_TASK INSTRUCTIONS:_ Reproduce all the entries exactly.

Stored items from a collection
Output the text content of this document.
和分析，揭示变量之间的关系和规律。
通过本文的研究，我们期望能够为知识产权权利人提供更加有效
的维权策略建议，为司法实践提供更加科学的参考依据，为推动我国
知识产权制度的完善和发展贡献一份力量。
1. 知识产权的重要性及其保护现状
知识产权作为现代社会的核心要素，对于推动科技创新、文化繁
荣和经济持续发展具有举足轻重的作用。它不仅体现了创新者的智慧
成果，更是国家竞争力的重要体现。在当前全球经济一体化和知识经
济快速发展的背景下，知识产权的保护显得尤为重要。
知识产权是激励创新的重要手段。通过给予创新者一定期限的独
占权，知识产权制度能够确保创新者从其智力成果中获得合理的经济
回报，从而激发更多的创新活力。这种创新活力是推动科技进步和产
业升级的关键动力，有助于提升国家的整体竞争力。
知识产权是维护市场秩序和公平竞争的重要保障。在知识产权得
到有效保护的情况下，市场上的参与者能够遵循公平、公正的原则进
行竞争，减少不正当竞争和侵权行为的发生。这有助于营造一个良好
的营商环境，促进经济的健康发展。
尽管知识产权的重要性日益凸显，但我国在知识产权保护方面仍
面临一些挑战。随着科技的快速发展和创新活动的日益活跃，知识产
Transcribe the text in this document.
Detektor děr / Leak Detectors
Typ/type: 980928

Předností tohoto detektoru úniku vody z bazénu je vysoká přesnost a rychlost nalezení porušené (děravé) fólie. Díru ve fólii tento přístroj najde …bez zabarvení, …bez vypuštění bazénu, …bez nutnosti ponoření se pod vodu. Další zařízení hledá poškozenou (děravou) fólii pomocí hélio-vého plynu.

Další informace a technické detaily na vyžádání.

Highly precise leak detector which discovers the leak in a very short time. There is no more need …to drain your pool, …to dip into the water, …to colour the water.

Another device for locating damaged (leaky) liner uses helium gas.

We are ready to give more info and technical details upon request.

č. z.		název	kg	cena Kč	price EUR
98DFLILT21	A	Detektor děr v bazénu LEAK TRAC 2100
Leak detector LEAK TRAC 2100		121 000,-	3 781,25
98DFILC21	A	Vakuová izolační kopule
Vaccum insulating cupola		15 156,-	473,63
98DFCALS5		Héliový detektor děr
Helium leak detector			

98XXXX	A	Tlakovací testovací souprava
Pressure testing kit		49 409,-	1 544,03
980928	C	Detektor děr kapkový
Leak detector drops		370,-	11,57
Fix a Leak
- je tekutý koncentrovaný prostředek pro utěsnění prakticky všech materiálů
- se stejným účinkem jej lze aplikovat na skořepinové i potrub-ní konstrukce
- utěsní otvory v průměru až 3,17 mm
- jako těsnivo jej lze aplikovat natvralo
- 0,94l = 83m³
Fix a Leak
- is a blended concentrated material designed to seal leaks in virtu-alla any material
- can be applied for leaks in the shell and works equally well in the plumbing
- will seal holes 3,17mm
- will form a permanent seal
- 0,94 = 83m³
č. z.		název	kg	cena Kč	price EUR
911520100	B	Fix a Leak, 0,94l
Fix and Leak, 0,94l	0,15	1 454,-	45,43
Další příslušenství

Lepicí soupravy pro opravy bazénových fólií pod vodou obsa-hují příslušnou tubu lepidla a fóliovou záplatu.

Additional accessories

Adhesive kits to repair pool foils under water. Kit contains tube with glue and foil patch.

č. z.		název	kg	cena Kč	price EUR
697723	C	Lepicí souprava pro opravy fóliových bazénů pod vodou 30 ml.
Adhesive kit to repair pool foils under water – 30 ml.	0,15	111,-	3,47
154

_RESULT FOR THIS TASK:_
Output the text content of this document.
和分析，揭示变量之间的关系和规律。
通过本文的研究，我们期望能够为知识产权权利人提供更加有效
的维权策略建议，为司法实践提供更加科学的参考依据，为推动我国
知识产权制度的完善和发展贡献一份力量。
1. 知识产权的重要性及其保护现状
知识产权作为现代社会的核心要素，对于推动科技创新、文化繁
荣和经济持续发展具有举足轻重的作用。它不仅体现了创新者的智慧
成果，更是国家竞争力的重要体现。在当前全球经济一体化和知识经
济快速发展的背景下，知识产权的保护显得尤为重要。
知识产权是激励创新的重要手段。通过给予创新者一定期限的独
占权，知识产权制度能够确保创新者从其智力成果中获得合理的经济
回报，从而激发更多的创新活力。这种创新活力是推动科技进步和产
业升级的关键动力，有助于提升国家的整体竞争力。
知识产权是维护市场秩序和公平竞争的重要保障。在知识产权得
到有效保护的情况下，市场上的参与者能够遵循公平、公正的原则进
行竞争，减少不正当竞争和侵权行为的发生。这有助于营造一个良好
的营商环境，促进经济的健康发展。
尽管知识产权的重要性日益凸显，但我国在知识产权保护方面仍
面临一些挑战。随着科技的快速发展和创新活动的日益活跃，知识产
Transcribe the text in this document.
Detektor děr / Leak Detectors
Typ/type: 980928

Předností tohoto detektoru úniku vody z bazénu je vysoká přesnost a rychlost nalezení porušené (děravé) fólie. Díru ve fólii tento přístroj najde …bez zabarvení, …bez vypuštění bazénu, …bez nutnosti ponoření se pod vodu. Další zařízení hledá poškozenou (děravou) fólii pomocí hélio-vého plynu.

Další informace a technické detaily na vyžádání.

Highly precise leak detector which discovers the leak in a very short time. There is no more need …to drain your pool, …to dip into the water, …to colour the water.

Another device for locating damaged (leaky) liner uses helium gas.

We are ready to give more info and technical details upon request.

č. z.		název	kg	cena Kč	price EUR
98DFLILT21	A	Detektor děr v bazénu LEAK TRAC 2100
Leak detector LEAK TRAC 2100		121 000,-	3 781,25
98DFILC21	A	Vakuová izolační kopule
Vaccum insulating cupola		15 156,-	473,63
98DFCALS5		Héliový detektor děr
Helium leak detector			

98XXXX	A	Tlakovací testovací souprava
Pressure testing kit		49 409,-	1 544,03
980928	C	Detektor děr kapkový
Leak detector drops		370,-	11,57
Fix a Leak
- je tekutý koncentrovaný prostředek pro utěsnění prakticky všech materiálů
- se stejným účinkem jej lze aplikovat na skořepinové i potrub-ní konstrukce
- utěsní otvory v průměru až 3,17 mm
- jako těsnivo jej lze aplikovat natvralo
- 0,94l = 83m³
Fix a Leak
- is a blended concentrated material designed to seal leaks in virtu-alla any material
- can be applied for leaks in the shell and works equally well in the plumbing
- will seal holes 3,17mm
- will form a permanent seal
- 0,94 = 83m³
č. z.		název	kg	cena Kč	price EUR
911520100	B	Fix a Leak, 0,94l
Fix and Leak, 0,94l	0,15	1 454,-	45,43
Další příslušenství

Lepicí soupravy pro opravy bazénových fólií pod vodou obsa-hují příslušnou tubu lepidla a fóliovou záplatu.

Additional accessories

Adhesive kits to repair pool foils under water. Kit contains tube with glue and foil patch.

č. z.		název	kg	cena Kč	price EUR
697723	C	Lepicí souprava pro opravy fóliových bazénů pod vodou 30 ml.
Adhesive kit to repair pool foils under water – 30 ml.	0,15	111,-	3,47
154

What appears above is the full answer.